▼

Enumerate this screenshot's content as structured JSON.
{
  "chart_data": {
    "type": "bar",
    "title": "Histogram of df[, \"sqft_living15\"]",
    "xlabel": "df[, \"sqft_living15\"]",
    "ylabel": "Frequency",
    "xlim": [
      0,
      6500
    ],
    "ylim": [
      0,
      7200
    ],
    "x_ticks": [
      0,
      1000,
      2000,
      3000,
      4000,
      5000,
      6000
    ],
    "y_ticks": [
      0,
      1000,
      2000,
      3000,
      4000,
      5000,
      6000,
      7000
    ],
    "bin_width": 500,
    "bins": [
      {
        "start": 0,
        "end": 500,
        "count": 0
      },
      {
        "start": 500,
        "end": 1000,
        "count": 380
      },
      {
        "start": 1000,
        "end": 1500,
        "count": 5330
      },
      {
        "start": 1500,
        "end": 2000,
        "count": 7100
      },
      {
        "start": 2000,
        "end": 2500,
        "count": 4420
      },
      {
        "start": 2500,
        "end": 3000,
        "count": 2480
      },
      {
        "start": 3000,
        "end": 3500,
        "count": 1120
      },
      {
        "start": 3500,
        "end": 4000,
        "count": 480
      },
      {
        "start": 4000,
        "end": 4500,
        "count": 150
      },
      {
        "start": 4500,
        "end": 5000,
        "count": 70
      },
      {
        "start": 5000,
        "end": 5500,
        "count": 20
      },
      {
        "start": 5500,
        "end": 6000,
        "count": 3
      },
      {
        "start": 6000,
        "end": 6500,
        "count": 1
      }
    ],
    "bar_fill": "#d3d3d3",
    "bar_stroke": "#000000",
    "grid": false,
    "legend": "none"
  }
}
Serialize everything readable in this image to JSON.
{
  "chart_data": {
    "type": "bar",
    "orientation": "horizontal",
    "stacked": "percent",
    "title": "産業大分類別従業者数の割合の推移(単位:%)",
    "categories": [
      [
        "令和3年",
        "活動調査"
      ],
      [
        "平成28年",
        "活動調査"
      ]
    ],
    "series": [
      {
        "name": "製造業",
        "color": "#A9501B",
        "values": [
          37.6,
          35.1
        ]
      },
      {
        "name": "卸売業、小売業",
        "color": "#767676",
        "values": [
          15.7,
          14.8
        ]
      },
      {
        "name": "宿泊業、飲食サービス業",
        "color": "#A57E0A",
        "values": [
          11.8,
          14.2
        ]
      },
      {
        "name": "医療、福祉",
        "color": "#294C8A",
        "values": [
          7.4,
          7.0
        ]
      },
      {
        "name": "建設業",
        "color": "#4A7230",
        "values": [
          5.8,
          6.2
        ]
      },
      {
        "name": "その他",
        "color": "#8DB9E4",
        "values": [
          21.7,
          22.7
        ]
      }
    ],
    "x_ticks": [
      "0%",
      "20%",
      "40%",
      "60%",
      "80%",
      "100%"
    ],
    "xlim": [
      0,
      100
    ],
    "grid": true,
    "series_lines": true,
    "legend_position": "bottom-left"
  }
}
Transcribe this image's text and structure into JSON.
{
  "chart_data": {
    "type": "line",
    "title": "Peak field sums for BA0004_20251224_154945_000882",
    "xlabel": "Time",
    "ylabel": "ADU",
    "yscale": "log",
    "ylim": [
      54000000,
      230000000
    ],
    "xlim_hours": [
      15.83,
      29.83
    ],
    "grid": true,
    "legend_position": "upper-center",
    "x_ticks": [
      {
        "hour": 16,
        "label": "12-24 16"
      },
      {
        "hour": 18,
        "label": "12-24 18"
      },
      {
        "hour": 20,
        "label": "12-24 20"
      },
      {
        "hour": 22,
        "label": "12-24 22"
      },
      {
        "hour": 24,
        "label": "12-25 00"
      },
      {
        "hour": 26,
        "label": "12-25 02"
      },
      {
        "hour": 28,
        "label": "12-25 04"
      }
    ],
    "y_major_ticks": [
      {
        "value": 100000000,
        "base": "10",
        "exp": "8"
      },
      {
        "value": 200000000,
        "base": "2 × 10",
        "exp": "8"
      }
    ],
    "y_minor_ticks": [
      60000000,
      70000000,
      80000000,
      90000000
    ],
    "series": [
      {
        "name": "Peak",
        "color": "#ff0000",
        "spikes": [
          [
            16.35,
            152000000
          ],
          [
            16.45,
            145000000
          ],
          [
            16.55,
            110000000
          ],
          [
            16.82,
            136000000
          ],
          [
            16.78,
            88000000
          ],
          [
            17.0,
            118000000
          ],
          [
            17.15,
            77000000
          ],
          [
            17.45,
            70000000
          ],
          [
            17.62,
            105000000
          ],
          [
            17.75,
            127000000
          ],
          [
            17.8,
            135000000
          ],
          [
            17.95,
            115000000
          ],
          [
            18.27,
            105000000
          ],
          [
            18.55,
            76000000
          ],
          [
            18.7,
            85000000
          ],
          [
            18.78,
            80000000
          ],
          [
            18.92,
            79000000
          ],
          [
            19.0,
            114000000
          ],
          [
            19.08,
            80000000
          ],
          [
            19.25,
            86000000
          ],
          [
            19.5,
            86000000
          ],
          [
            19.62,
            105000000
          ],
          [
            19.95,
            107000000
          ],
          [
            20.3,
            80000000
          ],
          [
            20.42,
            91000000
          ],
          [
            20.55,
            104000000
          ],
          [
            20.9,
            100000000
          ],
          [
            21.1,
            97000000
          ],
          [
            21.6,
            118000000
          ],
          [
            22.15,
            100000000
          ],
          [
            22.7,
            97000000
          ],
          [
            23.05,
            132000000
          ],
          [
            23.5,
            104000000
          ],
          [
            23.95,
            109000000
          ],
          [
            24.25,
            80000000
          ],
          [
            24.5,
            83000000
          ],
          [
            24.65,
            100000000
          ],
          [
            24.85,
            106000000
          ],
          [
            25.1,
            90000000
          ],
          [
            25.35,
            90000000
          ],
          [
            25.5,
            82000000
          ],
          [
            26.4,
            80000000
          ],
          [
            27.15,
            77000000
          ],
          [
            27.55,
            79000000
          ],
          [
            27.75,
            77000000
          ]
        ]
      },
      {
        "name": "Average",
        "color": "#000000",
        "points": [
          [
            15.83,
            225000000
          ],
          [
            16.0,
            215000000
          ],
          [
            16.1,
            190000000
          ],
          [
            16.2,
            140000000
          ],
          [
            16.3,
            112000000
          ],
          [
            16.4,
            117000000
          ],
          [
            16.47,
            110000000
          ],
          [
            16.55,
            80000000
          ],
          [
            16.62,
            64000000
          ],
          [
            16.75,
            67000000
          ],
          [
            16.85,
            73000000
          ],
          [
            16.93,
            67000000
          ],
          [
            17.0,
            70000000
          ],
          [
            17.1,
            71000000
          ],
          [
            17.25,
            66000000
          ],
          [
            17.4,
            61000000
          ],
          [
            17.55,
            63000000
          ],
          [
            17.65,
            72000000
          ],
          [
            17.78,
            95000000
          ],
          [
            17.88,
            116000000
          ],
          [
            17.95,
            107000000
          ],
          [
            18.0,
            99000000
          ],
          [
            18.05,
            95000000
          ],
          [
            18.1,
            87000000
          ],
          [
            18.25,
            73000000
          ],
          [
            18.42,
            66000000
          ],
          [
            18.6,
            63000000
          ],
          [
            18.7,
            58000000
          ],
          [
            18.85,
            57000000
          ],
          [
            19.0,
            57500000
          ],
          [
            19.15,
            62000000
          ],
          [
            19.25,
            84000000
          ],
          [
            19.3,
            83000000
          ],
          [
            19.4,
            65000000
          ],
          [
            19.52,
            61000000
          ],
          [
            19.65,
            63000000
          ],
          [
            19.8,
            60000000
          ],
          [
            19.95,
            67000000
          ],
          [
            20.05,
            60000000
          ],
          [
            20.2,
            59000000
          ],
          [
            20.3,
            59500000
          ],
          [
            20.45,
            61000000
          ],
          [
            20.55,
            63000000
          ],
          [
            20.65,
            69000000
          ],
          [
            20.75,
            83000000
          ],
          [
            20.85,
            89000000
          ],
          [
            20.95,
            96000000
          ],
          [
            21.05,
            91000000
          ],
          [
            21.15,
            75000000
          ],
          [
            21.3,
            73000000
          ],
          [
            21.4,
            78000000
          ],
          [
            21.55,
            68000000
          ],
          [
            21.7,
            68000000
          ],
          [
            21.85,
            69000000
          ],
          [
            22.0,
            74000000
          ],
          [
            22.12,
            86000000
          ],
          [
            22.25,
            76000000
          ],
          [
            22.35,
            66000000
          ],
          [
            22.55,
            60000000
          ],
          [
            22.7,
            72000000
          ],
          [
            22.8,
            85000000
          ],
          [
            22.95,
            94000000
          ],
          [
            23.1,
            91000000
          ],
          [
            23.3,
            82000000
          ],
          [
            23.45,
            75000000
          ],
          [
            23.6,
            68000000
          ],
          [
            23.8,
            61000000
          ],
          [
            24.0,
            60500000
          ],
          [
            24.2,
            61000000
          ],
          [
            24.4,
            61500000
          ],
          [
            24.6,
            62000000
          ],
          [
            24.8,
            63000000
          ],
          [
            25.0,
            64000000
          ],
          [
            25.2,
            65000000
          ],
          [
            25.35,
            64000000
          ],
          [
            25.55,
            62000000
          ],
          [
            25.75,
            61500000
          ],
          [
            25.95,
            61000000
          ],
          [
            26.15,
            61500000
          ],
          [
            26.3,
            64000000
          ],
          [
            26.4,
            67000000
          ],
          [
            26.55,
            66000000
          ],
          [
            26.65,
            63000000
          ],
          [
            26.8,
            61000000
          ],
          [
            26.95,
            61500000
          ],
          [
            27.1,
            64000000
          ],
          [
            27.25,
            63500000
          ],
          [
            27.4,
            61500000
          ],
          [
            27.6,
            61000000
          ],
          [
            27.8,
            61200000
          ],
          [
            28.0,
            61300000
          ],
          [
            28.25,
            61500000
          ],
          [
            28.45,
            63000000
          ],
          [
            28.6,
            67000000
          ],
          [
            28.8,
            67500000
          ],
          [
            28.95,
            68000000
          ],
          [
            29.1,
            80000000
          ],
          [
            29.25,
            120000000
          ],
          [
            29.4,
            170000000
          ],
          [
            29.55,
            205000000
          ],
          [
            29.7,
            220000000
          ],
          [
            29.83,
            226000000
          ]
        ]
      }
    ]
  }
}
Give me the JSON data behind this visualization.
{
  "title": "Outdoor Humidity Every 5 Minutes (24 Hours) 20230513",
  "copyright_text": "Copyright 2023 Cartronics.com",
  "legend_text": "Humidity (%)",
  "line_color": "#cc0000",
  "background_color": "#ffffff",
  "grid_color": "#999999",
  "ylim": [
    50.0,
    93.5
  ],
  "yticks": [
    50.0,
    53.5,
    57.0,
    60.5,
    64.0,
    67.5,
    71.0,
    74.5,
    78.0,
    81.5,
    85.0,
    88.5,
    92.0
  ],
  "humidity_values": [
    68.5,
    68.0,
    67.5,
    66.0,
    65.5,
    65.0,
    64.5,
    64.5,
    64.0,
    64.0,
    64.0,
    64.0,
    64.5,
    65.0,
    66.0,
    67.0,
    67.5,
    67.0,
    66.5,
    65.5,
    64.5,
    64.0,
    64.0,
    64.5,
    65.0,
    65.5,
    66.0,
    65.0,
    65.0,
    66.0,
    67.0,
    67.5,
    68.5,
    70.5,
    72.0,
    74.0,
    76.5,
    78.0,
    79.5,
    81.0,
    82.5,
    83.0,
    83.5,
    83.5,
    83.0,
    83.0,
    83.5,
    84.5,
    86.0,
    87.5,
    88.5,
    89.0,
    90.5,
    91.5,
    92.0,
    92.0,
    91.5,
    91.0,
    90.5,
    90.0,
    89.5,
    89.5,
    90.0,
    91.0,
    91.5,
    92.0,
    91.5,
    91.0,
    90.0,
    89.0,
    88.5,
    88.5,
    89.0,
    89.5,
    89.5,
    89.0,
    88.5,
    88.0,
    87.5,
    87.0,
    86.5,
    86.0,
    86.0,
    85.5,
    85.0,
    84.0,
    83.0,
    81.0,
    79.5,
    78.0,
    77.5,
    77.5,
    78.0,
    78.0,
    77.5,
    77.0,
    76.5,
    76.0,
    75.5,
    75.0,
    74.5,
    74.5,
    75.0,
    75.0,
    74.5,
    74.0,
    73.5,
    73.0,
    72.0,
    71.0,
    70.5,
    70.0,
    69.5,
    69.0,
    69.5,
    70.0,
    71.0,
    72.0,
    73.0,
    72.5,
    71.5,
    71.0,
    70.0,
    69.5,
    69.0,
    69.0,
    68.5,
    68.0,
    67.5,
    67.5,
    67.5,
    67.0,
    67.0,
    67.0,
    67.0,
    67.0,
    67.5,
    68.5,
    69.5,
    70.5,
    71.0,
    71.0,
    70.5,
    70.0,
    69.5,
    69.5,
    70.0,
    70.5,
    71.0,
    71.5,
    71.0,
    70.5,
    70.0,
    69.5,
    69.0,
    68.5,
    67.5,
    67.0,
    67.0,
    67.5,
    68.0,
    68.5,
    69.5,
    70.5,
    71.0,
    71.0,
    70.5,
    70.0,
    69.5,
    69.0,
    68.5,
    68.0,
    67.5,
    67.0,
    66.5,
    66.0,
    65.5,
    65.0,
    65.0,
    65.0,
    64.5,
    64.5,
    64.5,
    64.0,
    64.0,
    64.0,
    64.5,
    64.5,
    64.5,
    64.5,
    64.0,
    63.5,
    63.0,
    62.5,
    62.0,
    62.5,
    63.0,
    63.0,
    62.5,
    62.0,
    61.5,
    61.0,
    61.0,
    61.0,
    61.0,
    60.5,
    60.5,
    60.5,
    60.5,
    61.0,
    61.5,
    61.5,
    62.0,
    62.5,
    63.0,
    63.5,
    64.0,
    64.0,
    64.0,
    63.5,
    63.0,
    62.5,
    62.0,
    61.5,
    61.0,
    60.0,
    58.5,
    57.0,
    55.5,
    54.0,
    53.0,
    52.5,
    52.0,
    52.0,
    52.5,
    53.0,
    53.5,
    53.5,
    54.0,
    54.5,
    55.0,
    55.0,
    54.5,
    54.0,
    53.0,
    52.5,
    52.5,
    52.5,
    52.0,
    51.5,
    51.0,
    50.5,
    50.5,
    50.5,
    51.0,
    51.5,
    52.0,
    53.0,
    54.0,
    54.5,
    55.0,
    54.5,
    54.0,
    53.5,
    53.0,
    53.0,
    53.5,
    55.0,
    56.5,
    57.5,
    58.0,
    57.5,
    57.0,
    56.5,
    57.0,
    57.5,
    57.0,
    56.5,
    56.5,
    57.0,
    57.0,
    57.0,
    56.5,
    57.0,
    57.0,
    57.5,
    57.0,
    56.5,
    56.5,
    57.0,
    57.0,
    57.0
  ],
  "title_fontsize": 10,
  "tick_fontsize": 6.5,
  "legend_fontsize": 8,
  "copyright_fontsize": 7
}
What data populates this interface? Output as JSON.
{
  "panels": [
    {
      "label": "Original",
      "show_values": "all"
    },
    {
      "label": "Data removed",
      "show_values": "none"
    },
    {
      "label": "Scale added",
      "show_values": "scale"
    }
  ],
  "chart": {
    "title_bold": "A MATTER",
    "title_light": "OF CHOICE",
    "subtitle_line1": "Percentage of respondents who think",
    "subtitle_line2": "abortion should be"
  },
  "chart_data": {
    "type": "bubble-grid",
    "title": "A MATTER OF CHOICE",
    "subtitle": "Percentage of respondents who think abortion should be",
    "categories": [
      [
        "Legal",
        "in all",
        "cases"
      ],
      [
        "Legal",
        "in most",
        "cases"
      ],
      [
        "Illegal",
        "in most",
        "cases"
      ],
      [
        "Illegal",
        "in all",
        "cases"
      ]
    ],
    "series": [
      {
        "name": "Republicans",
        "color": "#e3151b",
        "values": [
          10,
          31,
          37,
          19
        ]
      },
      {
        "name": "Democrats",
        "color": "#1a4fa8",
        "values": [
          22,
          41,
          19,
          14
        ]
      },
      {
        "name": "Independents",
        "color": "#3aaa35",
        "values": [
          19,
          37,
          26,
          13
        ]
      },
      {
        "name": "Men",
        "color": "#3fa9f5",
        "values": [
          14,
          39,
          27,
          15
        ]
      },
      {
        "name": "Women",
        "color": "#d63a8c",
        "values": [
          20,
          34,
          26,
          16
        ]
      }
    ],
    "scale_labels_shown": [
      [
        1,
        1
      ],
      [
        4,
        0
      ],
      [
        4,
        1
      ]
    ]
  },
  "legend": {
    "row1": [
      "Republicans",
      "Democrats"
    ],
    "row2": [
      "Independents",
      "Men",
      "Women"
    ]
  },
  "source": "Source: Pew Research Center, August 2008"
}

▲

## [Do this]
Write out every line of the data that holds the word "Peak".

## [Response to this task]
    "title": "Peak field sums for BA0004_20251224_154945_000882",
        "name": "Peak",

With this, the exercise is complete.